PROMPT. Tally the lines of the listing that contain the word "JSON", then give the total and nothing else.

RAW RECORDS.
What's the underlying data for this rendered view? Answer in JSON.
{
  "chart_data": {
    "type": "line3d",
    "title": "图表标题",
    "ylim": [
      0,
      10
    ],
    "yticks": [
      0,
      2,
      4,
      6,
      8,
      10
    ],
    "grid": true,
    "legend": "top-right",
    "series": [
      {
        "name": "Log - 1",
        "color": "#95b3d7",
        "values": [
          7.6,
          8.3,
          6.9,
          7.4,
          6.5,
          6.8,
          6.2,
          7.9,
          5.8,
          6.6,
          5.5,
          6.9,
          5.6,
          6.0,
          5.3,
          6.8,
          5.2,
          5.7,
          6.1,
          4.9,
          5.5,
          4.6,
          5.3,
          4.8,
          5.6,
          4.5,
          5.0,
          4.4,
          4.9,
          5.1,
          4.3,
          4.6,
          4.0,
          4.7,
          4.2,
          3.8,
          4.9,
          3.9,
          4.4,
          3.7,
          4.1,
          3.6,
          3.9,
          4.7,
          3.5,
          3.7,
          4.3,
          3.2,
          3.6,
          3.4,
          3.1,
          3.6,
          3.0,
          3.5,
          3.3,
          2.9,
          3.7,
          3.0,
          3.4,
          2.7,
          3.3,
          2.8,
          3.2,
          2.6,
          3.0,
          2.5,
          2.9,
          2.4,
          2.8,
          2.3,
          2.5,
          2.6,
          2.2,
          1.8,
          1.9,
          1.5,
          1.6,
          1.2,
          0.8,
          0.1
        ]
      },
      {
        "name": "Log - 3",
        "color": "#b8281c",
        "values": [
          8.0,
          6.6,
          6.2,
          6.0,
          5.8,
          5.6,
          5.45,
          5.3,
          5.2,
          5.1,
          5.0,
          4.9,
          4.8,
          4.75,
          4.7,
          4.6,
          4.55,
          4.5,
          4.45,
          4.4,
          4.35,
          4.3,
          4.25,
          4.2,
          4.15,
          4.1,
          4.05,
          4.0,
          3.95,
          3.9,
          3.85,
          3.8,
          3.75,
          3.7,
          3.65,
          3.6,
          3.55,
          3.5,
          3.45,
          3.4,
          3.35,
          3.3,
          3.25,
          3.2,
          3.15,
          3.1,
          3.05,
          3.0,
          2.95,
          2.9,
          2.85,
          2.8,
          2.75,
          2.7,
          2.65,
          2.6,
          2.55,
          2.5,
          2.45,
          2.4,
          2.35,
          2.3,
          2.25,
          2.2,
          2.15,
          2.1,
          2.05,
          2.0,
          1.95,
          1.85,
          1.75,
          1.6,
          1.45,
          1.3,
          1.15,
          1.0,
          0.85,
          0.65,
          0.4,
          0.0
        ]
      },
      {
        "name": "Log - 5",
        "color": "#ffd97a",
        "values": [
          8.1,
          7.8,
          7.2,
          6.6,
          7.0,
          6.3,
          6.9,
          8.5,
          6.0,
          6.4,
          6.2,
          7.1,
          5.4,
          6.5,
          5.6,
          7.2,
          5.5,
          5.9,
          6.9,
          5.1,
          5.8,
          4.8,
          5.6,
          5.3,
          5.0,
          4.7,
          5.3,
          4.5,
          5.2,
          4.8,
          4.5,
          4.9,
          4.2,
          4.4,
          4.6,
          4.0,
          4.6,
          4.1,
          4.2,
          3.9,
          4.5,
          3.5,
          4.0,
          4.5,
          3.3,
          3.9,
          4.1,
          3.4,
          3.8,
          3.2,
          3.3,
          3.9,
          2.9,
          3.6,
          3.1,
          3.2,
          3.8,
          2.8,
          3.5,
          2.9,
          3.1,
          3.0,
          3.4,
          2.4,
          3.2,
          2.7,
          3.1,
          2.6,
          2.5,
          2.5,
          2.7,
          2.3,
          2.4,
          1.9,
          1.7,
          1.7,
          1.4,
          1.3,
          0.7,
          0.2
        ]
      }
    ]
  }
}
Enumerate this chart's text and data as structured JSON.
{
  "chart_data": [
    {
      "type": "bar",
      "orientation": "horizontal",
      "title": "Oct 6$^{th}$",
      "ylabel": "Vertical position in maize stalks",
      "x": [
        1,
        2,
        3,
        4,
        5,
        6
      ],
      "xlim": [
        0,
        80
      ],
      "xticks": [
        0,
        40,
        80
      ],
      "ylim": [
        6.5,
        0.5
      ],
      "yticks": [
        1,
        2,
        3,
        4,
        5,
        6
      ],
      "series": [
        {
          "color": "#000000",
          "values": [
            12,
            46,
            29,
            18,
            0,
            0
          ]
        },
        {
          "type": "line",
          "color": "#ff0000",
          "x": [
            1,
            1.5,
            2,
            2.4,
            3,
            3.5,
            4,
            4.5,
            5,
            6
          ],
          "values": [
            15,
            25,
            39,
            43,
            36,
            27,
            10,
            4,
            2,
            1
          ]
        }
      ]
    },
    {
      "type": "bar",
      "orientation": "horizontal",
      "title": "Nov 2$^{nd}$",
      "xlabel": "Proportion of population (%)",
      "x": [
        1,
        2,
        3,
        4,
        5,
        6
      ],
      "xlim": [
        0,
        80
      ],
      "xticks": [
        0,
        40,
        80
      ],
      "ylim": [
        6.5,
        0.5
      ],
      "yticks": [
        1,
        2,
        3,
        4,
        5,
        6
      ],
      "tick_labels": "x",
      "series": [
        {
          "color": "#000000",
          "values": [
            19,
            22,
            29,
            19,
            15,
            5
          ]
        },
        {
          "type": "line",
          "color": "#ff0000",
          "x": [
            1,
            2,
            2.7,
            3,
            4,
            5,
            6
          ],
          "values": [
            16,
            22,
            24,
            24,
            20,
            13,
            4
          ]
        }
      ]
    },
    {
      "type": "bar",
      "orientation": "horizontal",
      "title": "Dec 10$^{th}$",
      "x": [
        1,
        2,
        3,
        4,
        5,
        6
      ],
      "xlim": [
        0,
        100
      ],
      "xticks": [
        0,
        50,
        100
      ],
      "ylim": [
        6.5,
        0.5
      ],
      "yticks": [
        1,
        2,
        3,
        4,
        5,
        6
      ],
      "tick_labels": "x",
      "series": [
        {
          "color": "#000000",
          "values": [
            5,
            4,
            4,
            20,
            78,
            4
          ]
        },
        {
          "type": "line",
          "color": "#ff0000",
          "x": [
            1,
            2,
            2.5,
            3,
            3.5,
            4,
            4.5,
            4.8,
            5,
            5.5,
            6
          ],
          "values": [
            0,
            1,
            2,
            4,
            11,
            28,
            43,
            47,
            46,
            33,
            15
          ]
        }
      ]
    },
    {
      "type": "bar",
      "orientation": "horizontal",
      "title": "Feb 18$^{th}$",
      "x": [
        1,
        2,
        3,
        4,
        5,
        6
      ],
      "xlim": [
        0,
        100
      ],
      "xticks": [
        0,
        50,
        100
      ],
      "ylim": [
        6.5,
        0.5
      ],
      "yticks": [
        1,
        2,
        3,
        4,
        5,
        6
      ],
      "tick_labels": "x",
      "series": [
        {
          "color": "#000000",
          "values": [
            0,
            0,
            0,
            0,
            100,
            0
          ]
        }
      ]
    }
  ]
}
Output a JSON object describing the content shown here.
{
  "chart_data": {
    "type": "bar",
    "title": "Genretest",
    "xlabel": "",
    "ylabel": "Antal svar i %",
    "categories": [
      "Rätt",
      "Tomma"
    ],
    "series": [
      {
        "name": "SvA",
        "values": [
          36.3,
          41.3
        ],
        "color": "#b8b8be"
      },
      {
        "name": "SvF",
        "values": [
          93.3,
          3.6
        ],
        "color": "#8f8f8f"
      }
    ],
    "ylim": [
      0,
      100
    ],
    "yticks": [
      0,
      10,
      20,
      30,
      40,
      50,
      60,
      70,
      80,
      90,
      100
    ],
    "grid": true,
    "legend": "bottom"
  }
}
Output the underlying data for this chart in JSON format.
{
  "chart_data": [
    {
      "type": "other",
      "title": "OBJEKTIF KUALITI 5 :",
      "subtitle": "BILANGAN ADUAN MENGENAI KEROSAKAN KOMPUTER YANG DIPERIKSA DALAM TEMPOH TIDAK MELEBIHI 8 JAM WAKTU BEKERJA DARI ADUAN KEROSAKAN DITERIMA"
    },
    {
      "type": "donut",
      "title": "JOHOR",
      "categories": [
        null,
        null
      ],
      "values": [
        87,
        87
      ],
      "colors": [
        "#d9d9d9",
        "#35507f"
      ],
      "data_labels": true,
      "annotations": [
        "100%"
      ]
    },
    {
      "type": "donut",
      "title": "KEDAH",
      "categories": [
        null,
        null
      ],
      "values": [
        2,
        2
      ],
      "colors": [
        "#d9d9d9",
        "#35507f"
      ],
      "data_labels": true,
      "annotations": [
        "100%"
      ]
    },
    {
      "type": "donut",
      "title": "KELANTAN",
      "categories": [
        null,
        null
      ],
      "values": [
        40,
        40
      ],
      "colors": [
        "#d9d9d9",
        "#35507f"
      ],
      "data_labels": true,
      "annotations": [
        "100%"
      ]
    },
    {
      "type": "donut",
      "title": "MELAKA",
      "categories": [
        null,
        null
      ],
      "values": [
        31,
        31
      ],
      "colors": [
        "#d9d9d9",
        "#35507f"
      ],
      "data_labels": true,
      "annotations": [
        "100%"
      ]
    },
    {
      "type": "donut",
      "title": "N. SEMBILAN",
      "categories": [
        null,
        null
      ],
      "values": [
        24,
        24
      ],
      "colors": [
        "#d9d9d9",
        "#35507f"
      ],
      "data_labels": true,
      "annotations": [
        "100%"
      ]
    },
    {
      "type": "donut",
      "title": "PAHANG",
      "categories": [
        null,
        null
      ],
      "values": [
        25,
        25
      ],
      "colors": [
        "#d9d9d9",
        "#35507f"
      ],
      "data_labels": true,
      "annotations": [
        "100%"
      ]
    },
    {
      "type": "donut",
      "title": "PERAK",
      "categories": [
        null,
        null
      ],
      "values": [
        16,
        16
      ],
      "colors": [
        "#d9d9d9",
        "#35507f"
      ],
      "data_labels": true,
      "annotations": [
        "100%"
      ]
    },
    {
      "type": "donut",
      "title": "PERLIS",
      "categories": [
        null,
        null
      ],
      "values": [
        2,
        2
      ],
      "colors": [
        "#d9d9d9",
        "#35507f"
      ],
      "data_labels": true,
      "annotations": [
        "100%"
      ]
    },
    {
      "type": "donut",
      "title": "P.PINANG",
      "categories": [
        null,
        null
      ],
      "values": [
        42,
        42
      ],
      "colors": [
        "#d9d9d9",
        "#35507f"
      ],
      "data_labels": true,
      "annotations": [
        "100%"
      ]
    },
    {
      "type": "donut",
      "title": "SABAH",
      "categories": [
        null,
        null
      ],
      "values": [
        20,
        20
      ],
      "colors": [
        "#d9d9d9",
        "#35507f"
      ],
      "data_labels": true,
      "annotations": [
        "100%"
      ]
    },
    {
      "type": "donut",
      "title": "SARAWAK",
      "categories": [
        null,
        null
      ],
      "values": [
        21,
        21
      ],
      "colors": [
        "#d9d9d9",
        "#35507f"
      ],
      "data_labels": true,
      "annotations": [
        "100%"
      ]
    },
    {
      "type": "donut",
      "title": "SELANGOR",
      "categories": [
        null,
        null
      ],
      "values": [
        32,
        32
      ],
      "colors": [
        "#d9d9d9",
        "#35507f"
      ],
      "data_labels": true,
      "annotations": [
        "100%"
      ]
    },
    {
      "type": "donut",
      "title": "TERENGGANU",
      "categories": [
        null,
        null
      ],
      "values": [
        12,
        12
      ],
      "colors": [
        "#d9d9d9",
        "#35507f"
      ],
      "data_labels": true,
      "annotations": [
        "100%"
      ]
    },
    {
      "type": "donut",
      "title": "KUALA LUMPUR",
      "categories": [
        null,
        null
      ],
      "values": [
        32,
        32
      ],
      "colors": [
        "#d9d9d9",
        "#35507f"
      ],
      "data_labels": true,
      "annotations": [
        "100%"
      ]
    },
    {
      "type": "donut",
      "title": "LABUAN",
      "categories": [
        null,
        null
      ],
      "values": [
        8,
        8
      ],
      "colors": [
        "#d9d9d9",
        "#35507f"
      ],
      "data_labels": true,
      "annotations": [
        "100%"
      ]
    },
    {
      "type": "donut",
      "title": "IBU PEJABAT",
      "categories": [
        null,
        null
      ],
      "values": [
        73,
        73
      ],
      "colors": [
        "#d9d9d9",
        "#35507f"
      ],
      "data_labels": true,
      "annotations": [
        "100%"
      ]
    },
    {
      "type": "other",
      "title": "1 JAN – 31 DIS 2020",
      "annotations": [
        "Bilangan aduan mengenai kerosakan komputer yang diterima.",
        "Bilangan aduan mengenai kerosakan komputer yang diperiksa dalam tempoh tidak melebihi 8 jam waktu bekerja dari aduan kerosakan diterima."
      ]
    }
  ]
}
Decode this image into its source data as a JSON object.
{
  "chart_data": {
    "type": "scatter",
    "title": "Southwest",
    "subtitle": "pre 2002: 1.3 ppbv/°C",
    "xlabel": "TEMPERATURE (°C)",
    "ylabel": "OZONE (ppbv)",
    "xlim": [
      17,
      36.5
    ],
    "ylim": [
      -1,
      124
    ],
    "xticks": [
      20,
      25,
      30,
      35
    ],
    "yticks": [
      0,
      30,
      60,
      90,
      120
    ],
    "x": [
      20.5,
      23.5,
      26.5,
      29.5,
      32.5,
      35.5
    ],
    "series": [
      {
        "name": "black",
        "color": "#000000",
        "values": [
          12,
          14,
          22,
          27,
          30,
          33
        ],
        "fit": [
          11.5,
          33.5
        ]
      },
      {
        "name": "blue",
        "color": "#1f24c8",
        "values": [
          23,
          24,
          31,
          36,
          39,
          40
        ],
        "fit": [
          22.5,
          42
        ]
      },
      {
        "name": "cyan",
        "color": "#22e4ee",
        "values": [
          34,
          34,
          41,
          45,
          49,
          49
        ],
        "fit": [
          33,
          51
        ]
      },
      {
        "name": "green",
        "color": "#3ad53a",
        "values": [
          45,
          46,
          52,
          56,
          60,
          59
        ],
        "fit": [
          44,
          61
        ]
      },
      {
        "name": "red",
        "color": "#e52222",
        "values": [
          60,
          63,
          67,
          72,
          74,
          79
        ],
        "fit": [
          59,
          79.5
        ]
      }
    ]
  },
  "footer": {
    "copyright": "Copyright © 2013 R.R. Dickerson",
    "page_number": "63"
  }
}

ANSWER. 5